### Task objective
The listing below should be copied in full, word for word.

[Figure dataset records]

○ ○ ○ ○

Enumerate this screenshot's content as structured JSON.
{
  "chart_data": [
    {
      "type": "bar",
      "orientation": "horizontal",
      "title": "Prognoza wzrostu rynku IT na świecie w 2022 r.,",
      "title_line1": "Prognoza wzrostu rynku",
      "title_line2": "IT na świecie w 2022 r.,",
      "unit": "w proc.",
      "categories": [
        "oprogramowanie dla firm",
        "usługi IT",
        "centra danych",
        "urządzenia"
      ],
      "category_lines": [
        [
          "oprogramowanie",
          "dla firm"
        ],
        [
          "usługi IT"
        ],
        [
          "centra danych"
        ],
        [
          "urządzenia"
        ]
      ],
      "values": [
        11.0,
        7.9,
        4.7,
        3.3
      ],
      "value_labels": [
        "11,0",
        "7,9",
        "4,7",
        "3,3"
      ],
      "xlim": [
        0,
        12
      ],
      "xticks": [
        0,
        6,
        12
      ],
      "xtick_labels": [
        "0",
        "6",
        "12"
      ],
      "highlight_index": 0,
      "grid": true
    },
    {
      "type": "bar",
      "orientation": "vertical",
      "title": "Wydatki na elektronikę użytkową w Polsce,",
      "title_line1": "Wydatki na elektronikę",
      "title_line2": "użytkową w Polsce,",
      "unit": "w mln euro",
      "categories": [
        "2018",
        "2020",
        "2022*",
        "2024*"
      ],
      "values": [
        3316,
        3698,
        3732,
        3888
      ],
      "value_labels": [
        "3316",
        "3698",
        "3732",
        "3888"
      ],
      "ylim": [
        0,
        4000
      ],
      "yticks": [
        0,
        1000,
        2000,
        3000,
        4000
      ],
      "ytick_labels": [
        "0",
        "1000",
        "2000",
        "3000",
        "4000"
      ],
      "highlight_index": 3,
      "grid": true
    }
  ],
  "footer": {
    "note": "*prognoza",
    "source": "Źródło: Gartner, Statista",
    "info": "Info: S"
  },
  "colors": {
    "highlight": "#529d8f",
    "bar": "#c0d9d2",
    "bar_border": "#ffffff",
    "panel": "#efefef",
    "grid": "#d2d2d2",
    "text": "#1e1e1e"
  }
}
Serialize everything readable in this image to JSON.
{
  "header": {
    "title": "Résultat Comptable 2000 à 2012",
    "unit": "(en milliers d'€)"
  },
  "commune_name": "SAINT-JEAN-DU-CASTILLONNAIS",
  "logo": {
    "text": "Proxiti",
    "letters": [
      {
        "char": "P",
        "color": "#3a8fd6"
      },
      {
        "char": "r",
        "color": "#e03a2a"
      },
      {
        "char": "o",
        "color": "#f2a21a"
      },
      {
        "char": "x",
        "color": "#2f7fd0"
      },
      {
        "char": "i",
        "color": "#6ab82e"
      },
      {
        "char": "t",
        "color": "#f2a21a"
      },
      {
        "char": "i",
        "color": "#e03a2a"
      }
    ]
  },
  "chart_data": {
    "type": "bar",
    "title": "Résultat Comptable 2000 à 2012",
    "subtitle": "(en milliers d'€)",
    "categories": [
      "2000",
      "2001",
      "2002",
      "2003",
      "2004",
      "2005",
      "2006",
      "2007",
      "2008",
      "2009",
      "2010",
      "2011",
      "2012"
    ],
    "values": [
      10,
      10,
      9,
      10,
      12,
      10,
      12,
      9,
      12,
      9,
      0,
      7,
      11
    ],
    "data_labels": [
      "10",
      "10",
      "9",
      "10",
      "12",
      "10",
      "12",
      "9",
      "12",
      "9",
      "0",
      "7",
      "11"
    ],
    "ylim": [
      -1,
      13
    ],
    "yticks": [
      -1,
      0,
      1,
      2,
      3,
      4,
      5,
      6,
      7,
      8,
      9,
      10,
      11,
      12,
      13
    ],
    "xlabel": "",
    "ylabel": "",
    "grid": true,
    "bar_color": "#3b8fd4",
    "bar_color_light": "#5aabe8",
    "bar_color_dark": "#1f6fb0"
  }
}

○ ○ ○ ○

### Correct answer
Enumerate this screenshot's content as structured JSON.
{
  "chart_data": [
    {
      "type": "bar",
      "orientation": "horizontal",
      "title": "Prognoza wzrostu rynku IT na świecie w 2022 r.,",
      "title_line1": "Prognoza wzrostu rynku",
      "title_line2": "IT na świecie w 2022 r.,",
      "unit": "w proc.",
      "categories": [
        "oprogramowanie dla firm",
        "usługi IT",
        "centra danych",
        "urządzenia"
      ],
      "category_lines": [
        [
          "oprogramowanie",
          "dla firm"
        ],
        [
          "usługi IT"
        ],
        [
          "centra danych"
        ],
        [
          "urządzenia"
        ]
      ],
      "values": [
        11.0,
        7.9,
        4.7,
        3.3
      ],
      "value_labels": [
        "11,0",
        "7,9",
        "4,7",
        "3,3"
      ],
      "xlim": [
        0,
        12
      ],
      "xticks": [
        0,
        6,
        12
      ],
      "xtick_labels": [
        "0",
        "6",
        "12"
      ],
      "highlight_index": 0,
      "grid": true
    },
    {
      "type": "bar",
      "orientation": "vertical",
      "title": "Wydatki na elektronikę użytkową w Polsce,",
      "title_line1": "Wydatki na elektronikę",
      "title_line2": "użytkową w Polsce,",
      "unit": "w mln euro",
      "categories": [
        "2018",
        "2020",
        "2022*",
        "2024*"
      ],
      "values": [
        3316,
        3698,
        3732,
        3888
      ],
      "value_labels": [
        "3316",
        "3698",
        "3732",
        "3888"
      ],
      "ylim": [
        0,
        4000
      ],
      "yticks": [
        0,
        1000,
        2000,
        3000,
        4000
      ],
      "ytick_labels": [
        "0",
        "1000",
        "2000",
        "3000",
        "4000"
      ],
      "highlight_index": 3,
      "grid": true
    }
  ],
  "footer": {
    "note": "*prognoza",
    "source": "Źródło: Gartner, Statista",
    "info": "Info: S"
  },
  "colors": {
    "highlight": "#529d8f",
    "bar": "#c0d9d2",
    "bar_border": "#ffffff",
    "panel": "#efefef",
    "grid": "#d2d2d2",
    "text": "#1e1e1e"
  }
}
Serialize everything readable in this image to JSON.
{
  "header": {
    "title": "Résultat Comptable 2000 à 2012",
    "unit": "(en milliers d'€)"
  },
  "commune_name": "SAINT-JEAN-DU-CASTILLONNAIS",
  "logo": {
    "text": "Proxiti",
    "letters": [
      {
        "char": "P",
        "color": "#3a8fd6"
      },
      {
        "char": "r",
        "color": "#e03a2a"
      },
      {
        "char": "o",
        "color": "#f2a21a"
      },
      {
        "char": "x",
        "color": "#2f7fd0"
      },
      {
        "char": "i",
        "color": "#6ab82e"
      },
      {
        "char": "t",
        "color": "#f2a21a"
      },
      {
        "char": "i",
        "color": "#e03a2a"
      }
    ]
  },
  "chart_data": {
    "type": "bar",
    "title": "Résultat Comptable 2000 à 2012",
    "subtitle": "(en milliers d'€)",
    "categories": [
      "2000",
      "2001",
      "2002",
      "2003",
      "2004",
      "2005",
      "2006",
      "2007",
      "2008",
      "2009",
      "2010",
      "2011",
      "2012"
    ],
    "values": [
      10,
      10,
      9,
      10,
      12,
      10,
      12,
      9,
      12,
      9,
      0,
      7,
      11
    ],
    "data_labels": [
      "10",
      "10",
      "9",
      "10",
      "12",
      "10",
      "12",
      "9",
      "12",
      "9",
      "0",
      "7",
      "11"
    ],
    "ylim": [
      -1,
      13
    ],
    "yticks": [
      -1,
      0,
      1,
      2,
      3,
      4,
      5,
      6,
      7,
      8,
      9,
      10,
      11,
      12,
      13
    ],
    "xlabel": "",
    "ylabel": "",
    "grid": true,
    "bar_color": "#3b8fd4",
    "bar_color_light": "#5aabe8",
    "bar_color_dark": "#1f6fb0"
  }
}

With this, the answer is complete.